Exercise brief:
Copy out each line featuring the string "композиций" from the entries beneath.

___ Information shown

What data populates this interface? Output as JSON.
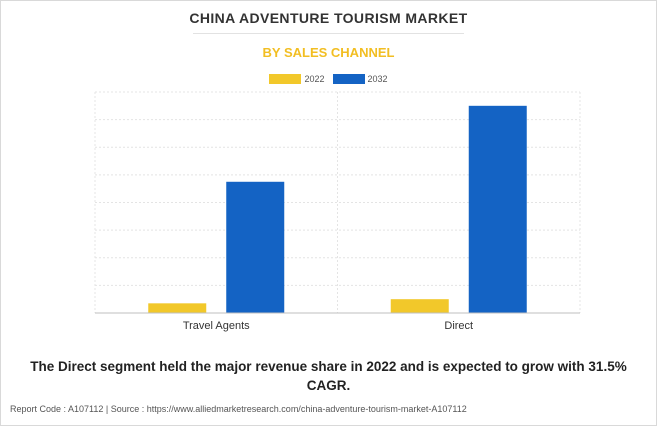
{
  "chart_data": {
    "type": "bar",
    "title": "CHINA ADVENTURE TOURISM MARKET",
    "subtitle": "BY SALES CHANNEL",
    "categories": [
      "Travel Agents",
      "Direct"
    ],
    "series": [
      {
        "name": "2022",
        "values": [
          0.35,
          0.5
        ],
        "color": "#f2c82a"
      },
      {
        "name": "2032",
        "values": [
          4.75,
          7.5
        ],
        "color": "#1463c4"
      }
    ],
    "ylim": [
      0,
      8
    ],
    "grid": true,
    "legend_position": "top-center",
    "xlabel": "",
    "ylabel": ""
  },
  "caption": "The Direct segment held the major revenue share in 2022 and is expected to grow with 31.5% CAGR.",
  "footer": "Report Code : A107112  |  Source : https://www.alliedmarketresearch.com/china-adventure-tourism-market-A107112"
}
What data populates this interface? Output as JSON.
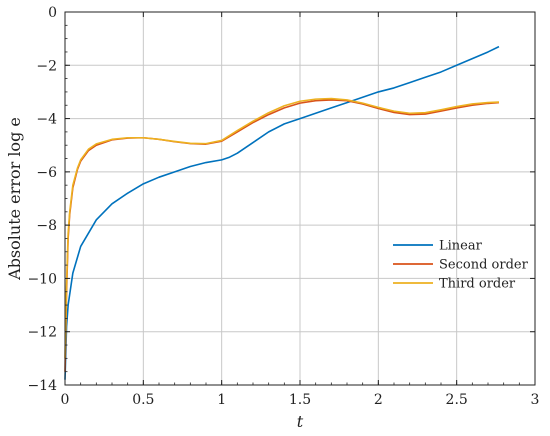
{
  "chart_data": {
    "type": "line",
    "xlabel": "t",
    "ylabel": "Absolute error log e",
    "xlim": [
      0,
      3
    ],
    "ylim": [
      -14,
      0
    ],
    "xticks": [
      0,
      0.5,
      1,
      1.5,
      2,
      2.5,
      3
    ],
    "xtick_labels": [
      "0",
      "0.5",
      "1",
      "1.5",
      "2",
      "2.5",
      "3"
    ],
    "yticks": [
      0,
      -2,
      -4,
      -6,
      -8,
      -10,
      -12,
      -14
    ],
    "ytick_labels": [
      "0",
      "−2",
      "−4",
      "−6",
      "−8",
      "−10",
      "−12",
      "−14"
    ],
    "grid": true,
    "legend_position": "center-right",
    "series": [
      {
        "name": "Linear",
        "color": "#0072BD",
        "x": [
          0,
          0.01,
          0.02,
          0.05,
          0.1,
          0.2,
          0.3,
          0.4,
          0.5,
          0.6,
          0.7,
          0.8,
          0.9,
          1.0,
          1.05,
          1.1,
          1.2,
          1.3,
          1.4,
          1.5,
          1.6,
          1.7,
          1.8,
          1.9,
          2.0,
          2.1,
          2.2,
          2.3,
          2.4,
          2.5,
          2.6,
          2.7,
          2.77
        ],
        "y": [
          -13.8,
          -11.8,
          -11.0,
          -9.8,
          -8.8,
          -7.8,
          -7.2,
          -6.8,
          -6.45,
          -6.2,
          -6.0,
          -5.8,
          -5.65,
          -5.55,
          -5.45,
          -5.3,
          -4.9,
          -4.5,
          -4.2,
          -4.0,
          -3.8,
          -3.6,
          -3.4,
          -3.2,
          -3.0,
          -2.85,
          -2.65,
          -2.45,
          -2.25,
          -2.0,
          -1.75,
          -1.5,
          -1.3
        ]
      },
      {
        "name": "Second order",
        "color": "#D95319",
        "x": [
          0,
          0.01,
          0.02,
          0.03,
          0.05,
          0.08,
          0.1,
          0.15,
          0.2,
          0.3,
          0.4,
          0.5,
          0.6,
          0.7,
          0.8,
          0.9,
          1.0,
          1.1,
          1.2,
          1.3,
          1.4,
          1.5,
          1.6,
          1.7,
          1.8,
          1.9,
          2.0,
          2.1,
          2.2,
          2.3,
          2.4,
          2.5,
          2.6,
          2.7,
          2.77
        ],
        "y": [
          -13.5,
          -10.5,
          -8.5,
          -7.6,
          -6.6,
          -5.9,
          -5.6,
          -5.2,
          -5.0,
          -4.8,
          -4.73,
          -4.72,
          -4.78,
          -4.87,
          -4.94,
          -4.96,
          -4.85,
          -4.5,
          -4.15,
          -3.85,
          -3.6,
          -3.42,
          -3.33,
          -3.3,
          -3.33,
          -3.45,
          -3.62,
          -3.77,
          -3.85,
          -3.83,
          -3.72,
          -3.6,
          -3.5,
          -3.43,
          -3.4
        ]
      },
      {
        "name": "Third order",
        "color": "#EDB120",
        "x": [
          0,
          0.01,
          0.02,
          0.03,
          0.05,
          0.08,
          0.1,
          0.15,
          0.2,
          0.3,
          0.4,
          0.5,
          0.6,
          0.7,
          0.8,
          0.9,
          1.0,
          1.1,
          1.2,
          1.3,
          1.4,
          1.5,
          1.6,
          1.7,
          1.8,
          1.9,
          2.0,
          2.1,
          2.2,
          2.3,
          2.4,
          2.5,
          2.6,
          2.7,
          2.77
        ],
        "y": [
          -13.0,
          -10.2,
          -8.3,
          -7.5,
          -6.5,
          -5.85,
          -5.55,
          -5.15,
          -4.95,
          -4.78,
          -4.72,
          -4.72,
          -4.78,
          -4.86,
          -4.93,
          -4.94,
          -4.82,
          -4.45,
          -4.1,
          -3.78,
          -3.52,
          -3.35,
          -3.27,
          -3.25,
          -3.3,
          -3.42,
          -3.58,
          -3.72,
          -3.8,
          -3.78,
          -3.67,
          -3.55,
          -3.45,
          -3.4,
          -3.38
        ]
      }
    ]
  }
}
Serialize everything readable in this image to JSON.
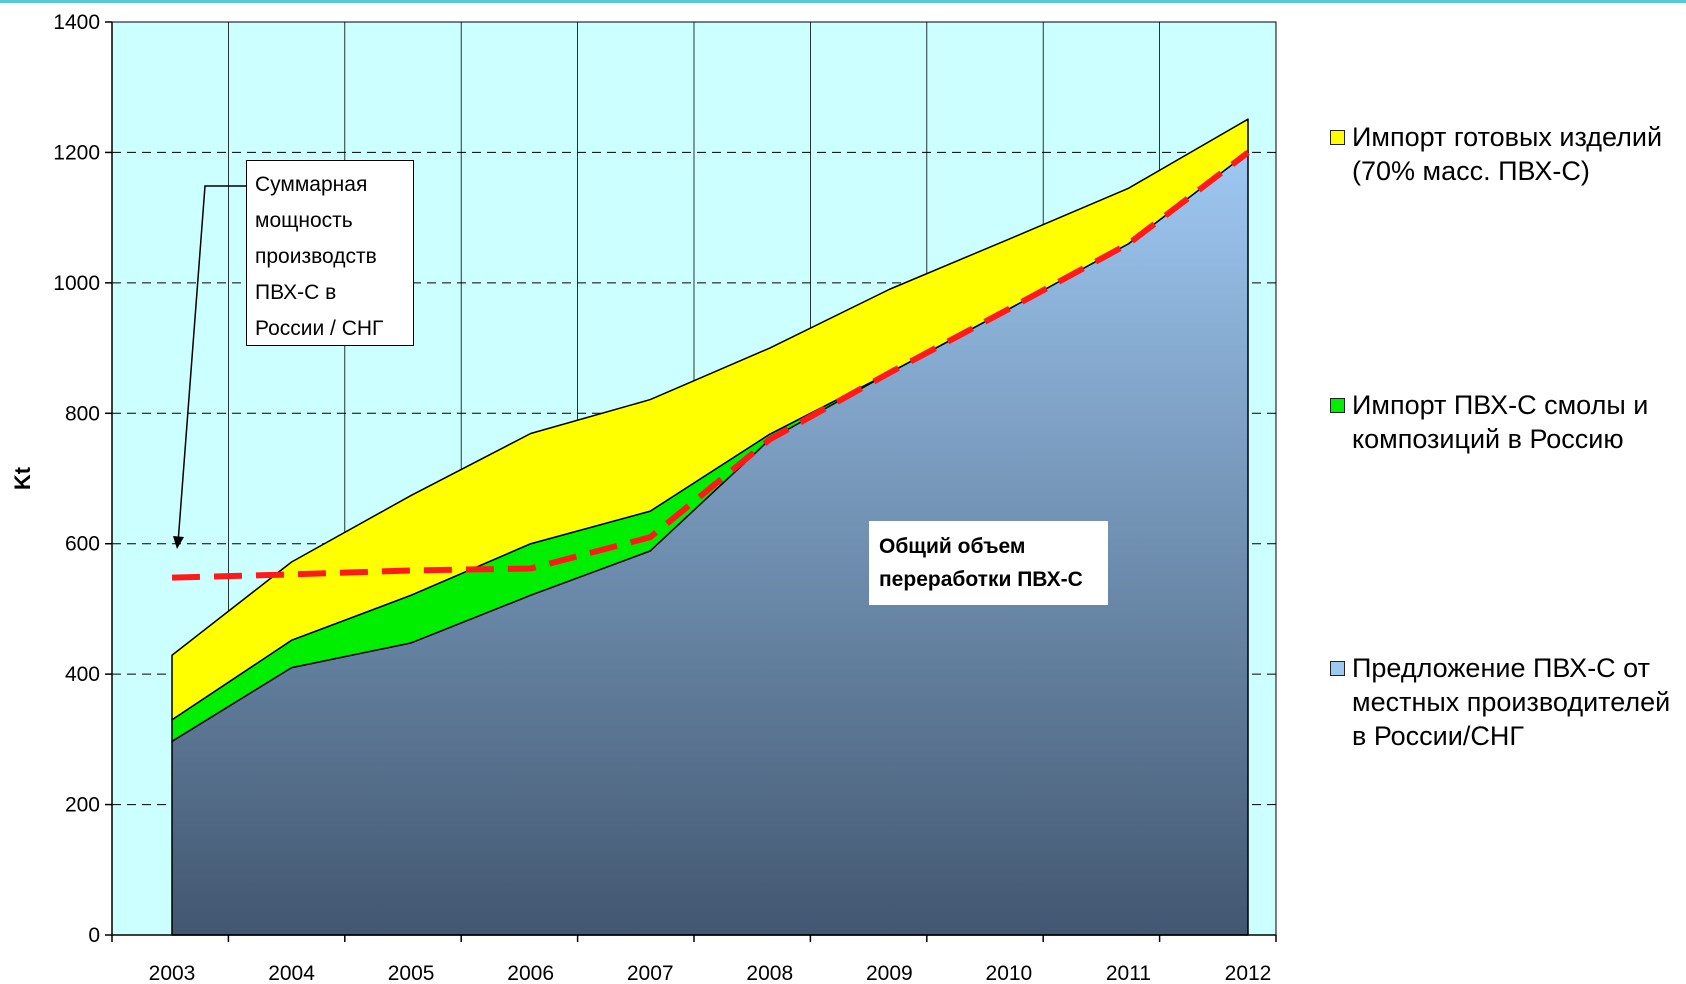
{
  "chart_data": {
    "type": "area",
    "stacked": true,
    "x": [
      "2003",
      "2004",
      "2005",
      "2006",
      "2007",
      "2008",
      "2009",
      "2010",
      "2011",
      "2012"
    ],
    "series": [
      {
        "name": "Предложение ПВХ-С от местных производителей в России/СНГ",
        "values": [
          297,
          410,
          448,
          521,
          589,
          760,
          862,
          960,
          1060,
          1200
        ],
        "color": "#9ec8f2",
        "gradient_bottom": "#425770"
      },
      {
        "name": "Импорт ПВХ-С смолы и композиций в Россию",
        "values": [
          33,
          42,
          73,
          79,
          61,
          8,
          0,
          0,
          0,
          0
        ],
        "color": "#00ee00"
      },
      {
        "name": "Импорт готовых изделий (70% масс. ПВХ-С)",
        "values": [
          99,
          120,
          153,
          169,
          171,
          132,
          128,
          107,
          85,
          51
        ],
        "color": "#ffff00"
      }
    ],
    "overlay_line": {
      "style": "dashed",
      "color": "#ff1a1a",
      "values": [
        548,
        553,
        559,
        562,
        610,
        760,
        862,
        960,
        1060,
        1200
      ]
    },
    "ylabel": "Kt",
    "xlabel": "",
    "ylim": [
      0,
      1400
    ],
    "yticks": [
      "0",
      "200",
      "400",
      "600",
      "800",
      "1000",
      "1200",
      "1400"
    ],
    "grid": true,
    "plot_background": "#ccffff",
    "legend_position": "right",
    "legend": [
      {
        "lines": [
          "Импорт готовых изделий",
          "(70% масс. ПВХ-С)"
        ],
        "color": "#ffff00"
      },
      {
        "lines": [
          "Импорт ПВХ-С смолы и",
          "композиций в Россию"
        ],
        "color": "#00ee00"
      },
      {
        "lines": [
          "Предложение ПВХ-С от",
          "местных производителей",
          "в России/СНГ"
        ],
        "color": "#9ec8f2"
      }
    ],
    "annotations": {
      "capacity_callout": [
        "Суммарная",
        "мощность",
        "производств",
        "ПВХ-С  в",
        "России / СНГ"
      ],
      "total_label": [
        "Общий объем",
        "переработки ПВХ-С"
      ]
    }
  }
}
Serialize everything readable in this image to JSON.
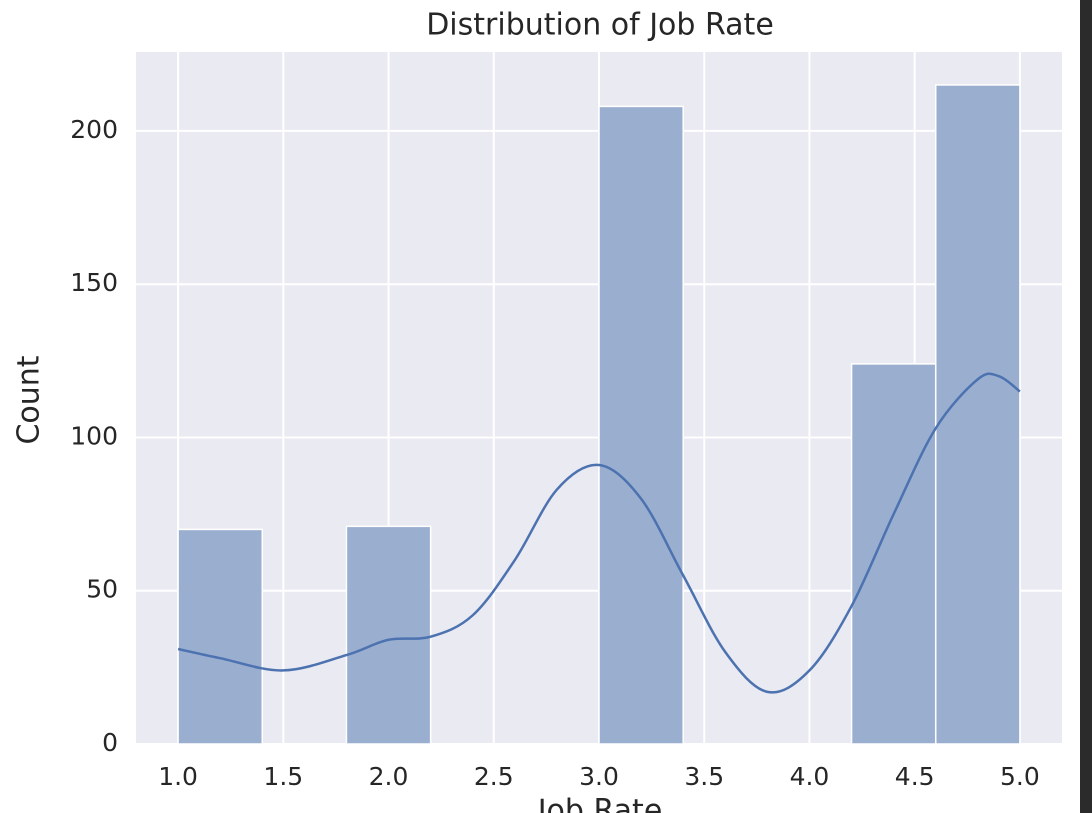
{
  "chart_data": {
    "type": "histogram",
    "title": "Distribution of Job Rate",
    "x_label": "Job Rate",
    "y_label": "Count",
    "bins": [
      1.0,
      1.4,
      1.8,
      2.2,
      2.6,
      3.0,
      3.4,
      3.8,
      4.2,
      4.6,
      5.0
    ],
    "counts": [
      70,
      0,
      71,
      0,
      0,
      208,
      0,
      0,
      124,
      215
    ],
    "color": "#9aaed0",
    "kde": {
      "color": "#4c72b0",
      "x": [
        1.0,
        1.2,
        1.5,
        1.8,
        2.0,
        2.2,
        2.4,
        2.6,
        2.8,
        3.0,
        3.2,
        3.4,
        3.6,
        3.8,
        4.0,
        4.2,
        4.4,
        4.6,
        4.8,
        4.9,
        5.0
      ],
      "y": [
        31,
        28,
        24,
        29,
        34,
        35,
        42,
        60,
        83,
        91,
        80,
        55,
        30,
        17,
        24,
        45,
        75,
        103,
        119,
        120,
        115
      ]
    },
    "xlim": [
      0.8,
      5.2
    ],
    "xticks": [
      {
        "value": 1.0,
        "label": "1.0"
      },
      {
        "value": 1.5,
        "label": "1.5"
      },
      {
        "value": 2.0,
        "label": "2.0"
      },
      {
        "value": 2.5,
        "label": "2.5"
      },
      {
        "value": 3.0,
        "label": "3.0"
      },
      {
        "value": 3.5,
        "label": "3.5"
      },
      {
        "value": 4.0,
        "label": "4.0"
      },
      {
        "value": 4.5,
        "label": "4.5"
      },
      {
        "value": 5.0,
        "label": "5.0"
      }
    ],
    "ylim": [
      0,
      225.75
    ],
    "yticks": [
      0,
      50,
      100,
      150,
      200
    ],
    "grid": true
  }
}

______

Response to the task:
        "name": "Импорт ПВХ-С смолы и композиций в Россию",
          "композиций в Россию"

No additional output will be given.